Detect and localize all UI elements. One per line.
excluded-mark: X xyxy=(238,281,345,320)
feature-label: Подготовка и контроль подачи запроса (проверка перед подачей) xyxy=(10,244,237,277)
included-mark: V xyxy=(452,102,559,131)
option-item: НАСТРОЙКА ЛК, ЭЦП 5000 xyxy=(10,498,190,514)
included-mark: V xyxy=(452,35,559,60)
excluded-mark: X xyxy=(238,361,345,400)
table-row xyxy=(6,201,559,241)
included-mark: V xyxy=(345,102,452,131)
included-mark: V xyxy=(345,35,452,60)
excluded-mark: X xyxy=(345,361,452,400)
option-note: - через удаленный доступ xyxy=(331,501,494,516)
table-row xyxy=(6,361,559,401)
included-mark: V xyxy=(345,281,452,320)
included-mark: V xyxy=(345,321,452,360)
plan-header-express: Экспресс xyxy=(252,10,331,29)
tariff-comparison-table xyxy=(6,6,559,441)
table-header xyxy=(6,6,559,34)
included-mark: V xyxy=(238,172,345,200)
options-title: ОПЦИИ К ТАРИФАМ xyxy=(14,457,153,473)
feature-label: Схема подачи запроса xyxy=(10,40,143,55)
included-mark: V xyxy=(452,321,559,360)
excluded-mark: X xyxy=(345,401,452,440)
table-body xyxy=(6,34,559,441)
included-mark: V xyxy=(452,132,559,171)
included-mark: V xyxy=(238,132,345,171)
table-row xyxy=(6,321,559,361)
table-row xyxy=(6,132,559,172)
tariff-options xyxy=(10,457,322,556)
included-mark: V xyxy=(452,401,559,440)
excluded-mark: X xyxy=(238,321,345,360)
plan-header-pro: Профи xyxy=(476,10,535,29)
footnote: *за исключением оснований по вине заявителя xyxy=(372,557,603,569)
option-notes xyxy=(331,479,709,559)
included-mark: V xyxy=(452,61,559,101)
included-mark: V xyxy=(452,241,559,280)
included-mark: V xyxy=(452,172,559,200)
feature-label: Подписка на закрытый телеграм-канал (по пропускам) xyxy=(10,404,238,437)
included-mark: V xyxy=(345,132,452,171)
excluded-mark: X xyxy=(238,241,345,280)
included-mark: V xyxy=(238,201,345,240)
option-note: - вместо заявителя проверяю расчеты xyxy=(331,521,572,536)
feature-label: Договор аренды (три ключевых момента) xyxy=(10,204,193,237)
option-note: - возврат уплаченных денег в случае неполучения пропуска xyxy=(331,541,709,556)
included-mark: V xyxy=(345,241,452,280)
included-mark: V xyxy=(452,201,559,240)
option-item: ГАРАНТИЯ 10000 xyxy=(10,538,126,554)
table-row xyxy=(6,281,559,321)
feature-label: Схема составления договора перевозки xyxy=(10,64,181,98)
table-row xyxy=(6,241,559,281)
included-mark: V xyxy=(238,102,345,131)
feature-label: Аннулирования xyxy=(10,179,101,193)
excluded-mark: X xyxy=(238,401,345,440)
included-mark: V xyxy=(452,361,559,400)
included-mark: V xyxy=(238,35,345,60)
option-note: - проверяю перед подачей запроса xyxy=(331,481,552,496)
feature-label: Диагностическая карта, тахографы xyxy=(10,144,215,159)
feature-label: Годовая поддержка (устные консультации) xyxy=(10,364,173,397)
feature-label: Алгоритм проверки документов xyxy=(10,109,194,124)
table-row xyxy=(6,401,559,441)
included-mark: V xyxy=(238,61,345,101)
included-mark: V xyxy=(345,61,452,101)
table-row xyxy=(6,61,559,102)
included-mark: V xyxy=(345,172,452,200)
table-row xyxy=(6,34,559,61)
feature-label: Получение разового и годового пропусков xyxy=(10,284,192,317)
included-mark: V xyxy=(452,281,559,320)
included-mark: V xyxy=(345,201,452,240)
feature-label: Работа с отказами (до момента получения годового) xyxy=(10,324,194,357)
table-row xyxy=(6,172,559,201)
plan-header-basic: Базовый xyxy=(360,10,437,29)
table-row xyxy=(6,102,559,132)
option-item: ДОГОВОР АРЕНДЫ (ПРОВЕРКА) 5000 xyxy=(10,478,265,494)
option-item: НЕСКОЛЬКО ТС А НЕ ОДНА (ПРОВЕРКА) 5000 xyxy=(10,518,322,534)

|---|

#### Task to complete:
Give back, unchanged, the lines of the records from the very first one through the line that contains "table-row xyxy=(6,201,559,241)", with both of those lines included.

#### Output of the exercise:
Detect and localize all UI elements. One per line.
excluded-mark: X xyxy=(238,281,345,320)
feature-label: Подготовка и контроль подачи запроса (проверка перед подачей) xyxy=(10,244,237,277)
included-mark: V xyxy=(452,102,559,131)
option-item: НАСТРОЙКА ЛК, ЭЦП 5000 xyxy=(10,498,190,514)
included-mark: V xyxy=(452,35,559,60)
excluded-mark: X xyxy=(238,361,345,400)
table-row xyxy=(6,201,559,241)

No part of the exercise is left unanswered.